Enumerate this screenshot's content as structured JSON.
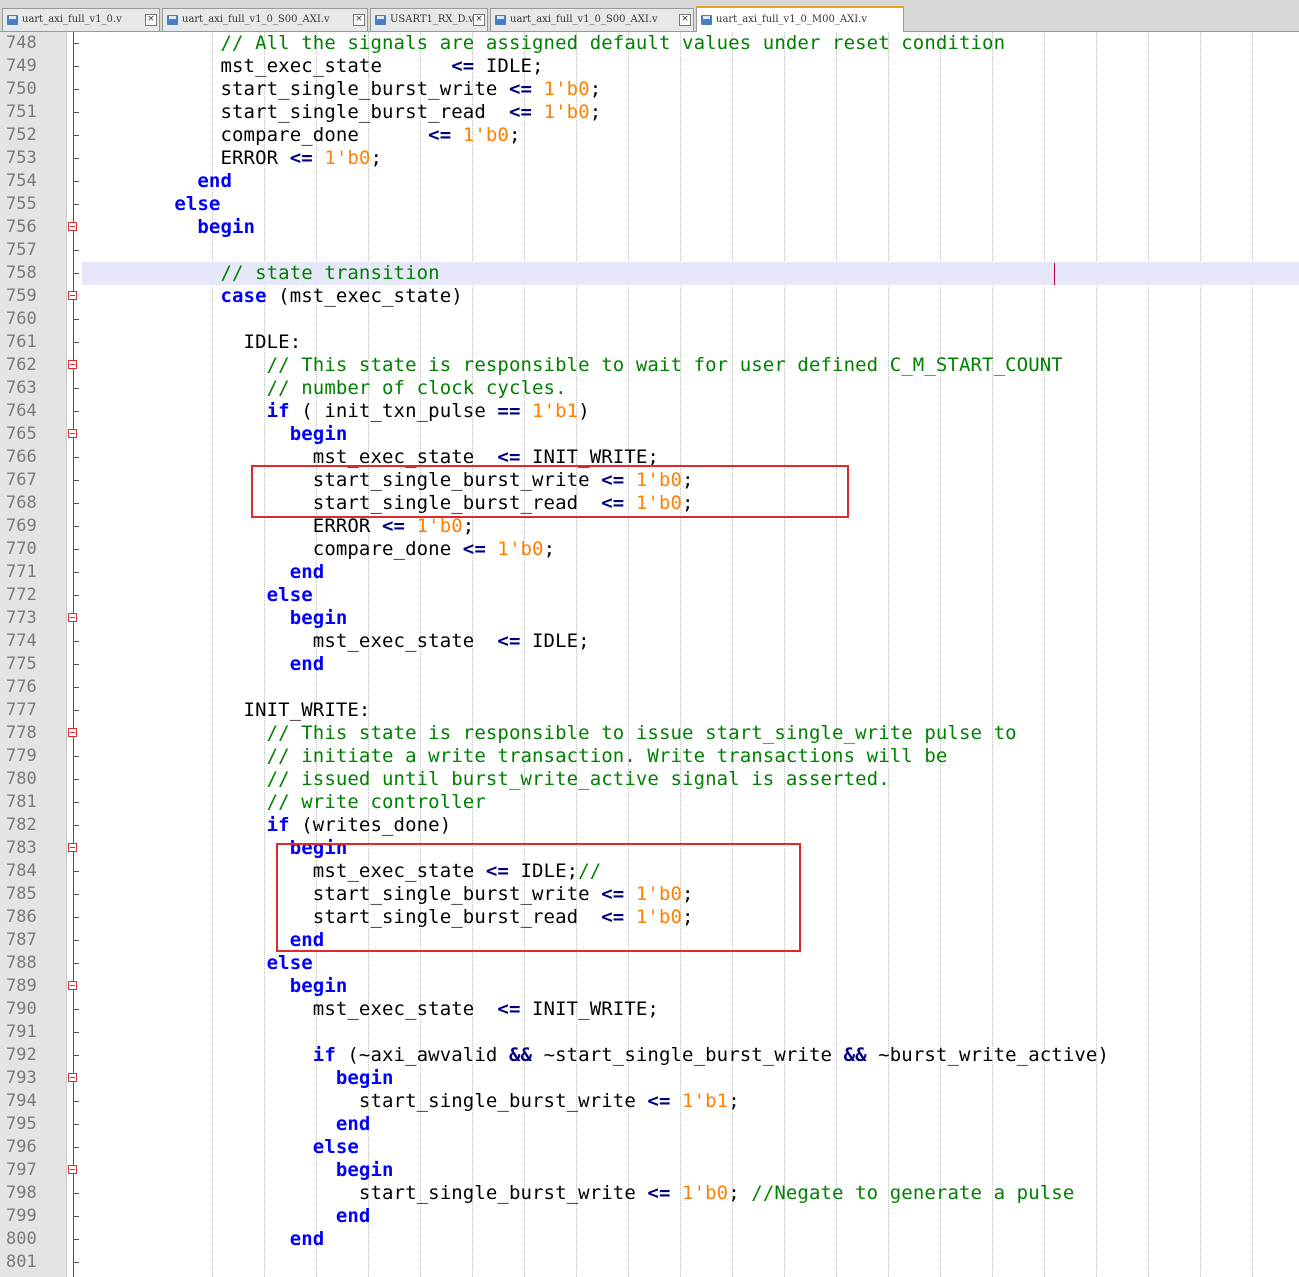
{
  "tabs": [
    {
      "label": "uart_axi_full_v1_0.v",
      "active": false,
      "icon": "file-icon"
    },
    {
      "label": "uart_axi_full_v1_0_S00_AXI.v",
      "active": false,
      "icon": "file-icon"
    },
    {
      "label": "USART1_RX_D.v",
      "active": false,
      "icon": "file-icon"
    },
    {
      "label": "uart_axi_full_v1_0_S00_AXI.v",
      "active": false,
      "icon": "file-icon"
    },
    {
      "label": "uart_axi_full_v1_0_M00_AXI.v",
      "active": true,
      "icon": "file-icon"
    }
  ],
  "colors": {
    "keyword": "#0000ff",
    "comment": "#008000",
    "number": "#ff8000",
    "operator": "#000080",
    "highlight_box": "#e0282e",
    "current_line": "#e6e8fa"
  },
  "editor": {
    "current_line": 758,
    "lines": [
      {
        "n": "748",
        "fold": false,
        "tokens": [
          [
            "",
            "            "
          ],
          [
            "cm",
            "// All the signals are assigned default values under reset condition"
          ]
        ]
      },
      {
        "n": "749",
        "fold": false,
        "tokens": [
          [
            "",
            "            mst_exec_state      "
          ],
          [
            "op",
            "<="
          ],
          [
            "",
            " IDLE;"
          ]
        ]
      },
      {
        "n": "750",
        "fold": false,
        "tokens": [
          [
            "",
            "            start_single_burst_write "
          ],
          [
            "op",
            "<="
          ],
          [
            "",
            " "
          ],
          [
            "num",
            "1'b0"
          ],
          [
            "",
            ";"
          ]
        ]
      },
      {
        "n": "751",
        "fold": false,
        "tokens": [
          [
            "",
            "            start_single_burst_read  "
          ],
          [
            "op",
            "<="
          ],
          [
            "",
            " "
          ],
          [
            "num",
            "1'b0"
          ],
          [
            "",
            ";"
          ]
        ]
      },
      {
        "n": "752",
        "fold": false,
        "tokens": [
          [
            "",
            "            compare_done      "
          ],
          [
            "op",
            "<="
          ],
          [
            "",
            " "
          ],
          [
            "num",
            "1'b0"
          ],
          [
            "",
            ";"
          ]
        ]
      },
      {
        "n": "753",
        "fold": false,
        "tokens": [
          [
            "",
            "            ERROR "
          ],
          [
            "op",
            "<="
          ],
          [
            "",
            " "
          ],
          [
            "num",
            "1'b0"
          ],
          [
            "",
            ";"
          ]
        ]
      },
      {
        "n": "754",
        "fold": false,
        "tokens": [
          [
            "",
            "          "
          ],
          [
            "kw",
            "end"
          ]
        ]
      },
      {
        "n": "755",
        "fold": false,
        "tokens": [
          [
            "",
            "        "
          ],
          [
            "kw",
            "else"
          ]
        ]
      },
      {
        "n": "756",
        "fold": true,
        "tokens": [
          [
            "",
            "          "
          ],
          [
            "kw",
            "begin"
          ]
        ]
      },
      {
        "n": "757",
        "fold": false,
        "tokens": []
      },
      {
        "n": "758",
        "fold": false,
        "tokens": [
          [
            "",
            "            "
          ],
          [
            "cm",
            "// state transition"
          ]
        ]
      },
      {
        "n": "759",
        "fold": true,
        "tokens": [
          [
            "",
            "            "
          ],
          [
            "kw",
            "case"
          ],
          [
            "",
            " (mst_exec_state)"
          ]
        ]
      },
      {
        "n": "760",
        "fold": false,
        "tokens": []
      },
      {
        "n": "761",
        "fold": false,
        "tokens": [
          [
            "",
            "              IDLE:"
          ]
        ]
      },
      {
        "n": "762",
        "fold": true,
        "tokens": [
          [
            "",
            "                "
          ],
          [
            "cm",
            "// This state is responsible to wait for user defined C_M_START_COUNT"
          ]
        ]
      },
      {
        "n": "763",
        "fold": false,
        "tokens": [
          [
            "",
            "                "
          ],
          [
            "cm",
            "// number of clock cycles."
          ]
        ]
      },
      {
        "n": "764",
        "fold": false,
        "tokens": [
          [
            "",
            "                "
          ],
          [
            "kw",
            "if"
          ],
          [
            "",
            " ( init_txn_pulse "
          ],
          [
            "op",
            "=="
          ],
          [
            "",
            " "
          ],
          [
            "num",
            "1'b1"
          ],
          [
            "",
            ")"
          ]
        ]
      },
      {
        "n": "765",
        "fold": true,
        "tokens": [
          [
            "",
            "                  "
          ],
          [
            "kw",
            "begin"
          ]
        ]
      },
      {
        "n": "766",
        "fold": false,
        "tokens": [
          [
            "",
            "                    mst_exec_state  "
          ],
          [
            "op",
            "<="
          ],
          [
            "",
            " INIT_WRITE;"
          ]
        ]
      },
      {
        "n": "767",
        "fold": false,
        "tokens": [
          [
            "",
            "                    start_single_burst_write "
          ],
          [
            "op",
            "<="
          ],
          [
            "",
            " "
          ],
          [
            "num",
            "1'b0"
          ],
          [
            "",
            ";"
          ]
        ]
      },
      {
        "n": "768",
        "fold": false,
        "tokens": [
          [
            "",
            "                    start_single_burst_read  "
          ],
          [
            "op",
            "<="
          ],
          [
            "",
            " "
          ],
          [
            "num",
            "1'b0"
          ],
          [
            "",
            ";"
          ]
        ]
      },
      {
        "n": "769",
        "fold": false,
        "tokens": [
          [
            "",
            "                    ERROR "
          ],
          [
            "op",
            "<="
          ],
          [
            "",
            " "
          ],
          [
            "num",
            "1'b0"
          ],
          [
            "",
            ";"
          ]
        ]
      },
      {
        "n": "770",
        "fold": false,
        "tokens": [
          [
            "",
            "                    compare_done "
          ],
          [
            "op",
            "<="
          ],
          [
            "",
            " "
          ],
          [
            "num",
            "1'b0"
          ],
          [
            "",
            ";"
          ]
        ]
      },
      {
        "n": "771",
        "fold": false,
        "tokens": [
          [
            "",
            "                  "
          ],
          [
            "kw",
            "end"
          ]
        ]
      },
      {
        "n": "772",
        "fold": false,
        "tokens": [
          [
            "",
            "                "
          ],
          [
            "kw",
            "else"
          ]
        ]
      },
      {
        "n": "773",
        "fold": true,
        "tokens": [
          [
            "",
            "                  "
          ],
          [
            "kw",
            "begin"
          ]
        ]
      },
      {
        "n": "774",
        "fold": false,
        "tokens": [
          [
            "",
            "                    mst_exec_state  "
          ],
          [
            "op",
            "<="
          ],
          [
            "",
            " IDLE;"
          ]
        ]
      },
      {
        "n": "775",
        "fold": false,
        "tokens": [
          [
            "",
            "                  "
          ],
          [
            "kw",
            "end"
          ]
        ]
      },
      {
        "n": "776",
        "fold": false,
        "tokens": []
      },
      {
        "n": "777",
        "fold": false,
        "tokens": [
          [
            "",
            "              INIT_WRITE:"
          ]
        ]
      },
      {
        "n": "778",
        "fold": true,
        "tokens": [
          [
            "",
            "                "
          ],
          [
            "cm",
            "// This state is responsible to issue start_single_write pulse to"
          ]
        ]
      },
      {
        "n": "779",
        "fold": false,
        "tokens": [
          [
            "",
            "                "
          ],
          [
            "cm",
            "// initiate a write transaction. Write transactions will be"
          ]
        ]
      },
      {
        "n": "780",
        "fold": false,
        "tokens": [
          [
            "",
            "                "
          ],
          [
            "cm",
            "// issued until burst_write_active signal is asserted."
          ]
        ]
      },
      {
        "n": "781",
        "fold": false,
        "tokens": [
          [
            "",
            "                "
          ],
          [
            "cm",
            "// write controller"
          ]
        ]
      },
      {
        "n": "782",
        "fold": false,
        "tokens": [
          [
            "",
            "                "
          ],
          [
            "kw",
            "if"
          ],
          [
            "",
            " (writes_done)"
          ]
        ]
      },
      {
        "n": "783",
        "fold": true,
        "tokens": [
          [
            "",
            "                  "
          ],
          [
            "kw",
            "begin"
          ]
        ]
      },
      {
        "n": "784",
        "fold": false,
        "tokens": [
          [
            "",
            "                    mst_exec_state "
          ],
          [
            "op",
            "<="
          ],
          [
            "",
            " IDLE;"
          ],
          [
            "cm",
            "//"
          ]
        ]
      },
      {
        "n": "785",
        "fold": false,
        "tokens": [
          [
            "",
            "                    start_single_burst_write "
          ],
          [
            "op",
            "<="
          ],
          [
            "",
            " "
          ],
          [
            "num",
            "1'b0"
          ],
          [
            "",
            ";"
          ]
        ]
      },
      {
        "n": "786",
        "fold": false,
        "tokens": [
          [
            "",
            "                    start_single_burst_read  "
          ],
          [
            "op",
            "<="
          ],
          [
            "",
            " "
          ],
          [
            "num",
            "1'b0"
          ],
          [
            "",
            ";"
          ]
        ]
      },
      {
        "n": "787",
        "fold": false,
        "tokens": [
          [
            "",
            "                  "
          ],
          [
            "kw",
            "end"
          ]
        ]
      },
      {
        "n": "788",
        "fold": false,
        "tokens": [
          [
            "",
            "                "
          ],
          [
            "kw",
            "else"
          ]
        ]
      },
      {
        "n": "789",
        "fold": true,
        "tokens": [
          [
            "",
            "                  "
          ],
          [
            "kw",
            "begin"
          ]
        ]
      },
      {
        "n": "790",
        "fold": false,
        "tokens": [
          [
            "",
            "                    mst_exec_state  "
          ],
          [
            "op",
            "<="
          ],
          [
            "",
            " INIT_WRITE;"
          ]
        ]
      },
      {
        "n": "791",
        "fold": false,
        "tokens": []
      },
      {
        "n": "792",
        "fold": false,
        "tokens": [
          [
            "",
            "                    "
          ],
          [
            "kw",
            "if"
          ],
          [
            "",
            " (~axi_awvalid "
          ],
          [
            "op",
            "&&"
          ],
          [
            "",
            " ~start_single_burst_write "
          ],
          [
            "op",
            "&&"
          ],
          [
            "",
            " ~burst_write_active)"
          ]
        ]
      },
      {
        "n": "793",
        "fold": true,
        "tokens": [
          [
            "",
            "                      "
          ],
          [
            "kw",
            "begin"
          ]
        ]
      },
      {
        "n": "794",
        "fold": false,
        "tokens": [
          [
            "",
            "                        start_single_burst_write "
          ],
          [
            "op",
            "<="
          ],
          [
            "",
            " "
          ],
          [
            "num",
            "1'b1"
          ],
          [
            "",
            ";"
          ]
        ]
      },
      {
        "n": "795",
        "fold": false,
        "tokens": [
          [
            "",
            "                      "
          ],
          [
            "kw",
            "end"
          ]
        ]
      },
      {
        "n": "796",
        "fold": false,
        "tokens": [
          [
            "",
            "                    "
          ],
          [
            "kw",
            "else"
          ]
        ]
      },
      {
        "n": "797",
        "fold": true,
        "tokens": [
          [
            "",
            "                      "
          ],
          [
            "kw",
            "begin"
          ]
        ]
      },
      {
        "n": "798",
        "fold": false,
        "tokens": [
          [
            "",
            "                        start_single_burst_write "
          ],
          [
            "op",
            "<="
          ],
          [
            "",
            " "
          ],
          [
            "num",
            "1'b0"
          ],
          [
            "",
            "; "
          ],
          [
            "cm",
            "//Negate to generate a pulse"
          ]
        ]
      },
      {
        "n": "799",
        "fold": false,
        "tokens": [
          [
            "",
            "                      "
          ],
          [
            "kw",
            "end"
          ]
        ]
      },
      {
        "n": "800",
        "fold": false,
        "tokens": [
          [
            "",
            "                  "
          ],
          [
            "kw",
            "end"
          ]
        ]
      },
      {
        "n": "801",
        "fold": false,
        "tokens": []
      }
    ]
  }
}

====

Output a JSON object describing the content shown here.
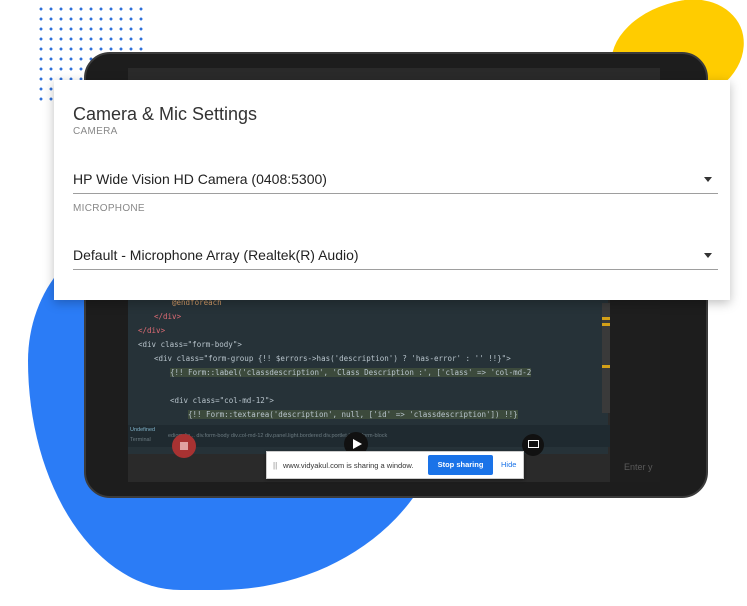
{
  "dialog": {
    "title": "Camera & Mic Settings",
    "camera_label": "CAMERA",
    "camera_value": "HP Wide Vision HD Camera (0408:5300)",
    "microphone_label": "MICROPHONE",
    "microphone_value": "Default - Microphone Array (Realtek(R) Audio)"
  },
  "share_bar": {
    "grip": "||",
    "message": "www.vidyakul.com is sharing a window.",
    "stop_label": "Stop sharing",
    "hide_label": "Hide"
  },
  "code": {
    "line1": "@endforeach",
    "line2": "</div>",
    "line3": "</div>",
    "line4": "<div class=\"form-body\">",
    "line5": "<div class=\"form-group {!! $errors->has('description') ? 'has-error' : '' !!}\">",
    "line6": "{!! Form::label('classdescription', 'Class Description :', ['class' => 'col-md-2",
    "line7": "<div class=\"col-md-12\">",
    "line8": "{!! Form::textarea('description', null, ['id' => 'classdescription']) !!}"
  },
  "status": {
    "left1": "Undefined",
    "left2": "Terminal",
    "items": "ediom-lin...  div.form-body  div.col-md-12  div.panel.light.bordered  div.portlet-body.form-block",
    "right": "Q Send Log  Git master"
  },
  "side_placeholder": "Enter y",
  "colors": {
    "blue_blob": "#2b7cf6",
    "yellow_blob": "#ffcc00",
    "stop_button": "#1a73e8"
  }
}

====

Take every line above carrying "number" and return it.

Answer in full:
    "number": "#ff8000",
            "// number of clock cycles."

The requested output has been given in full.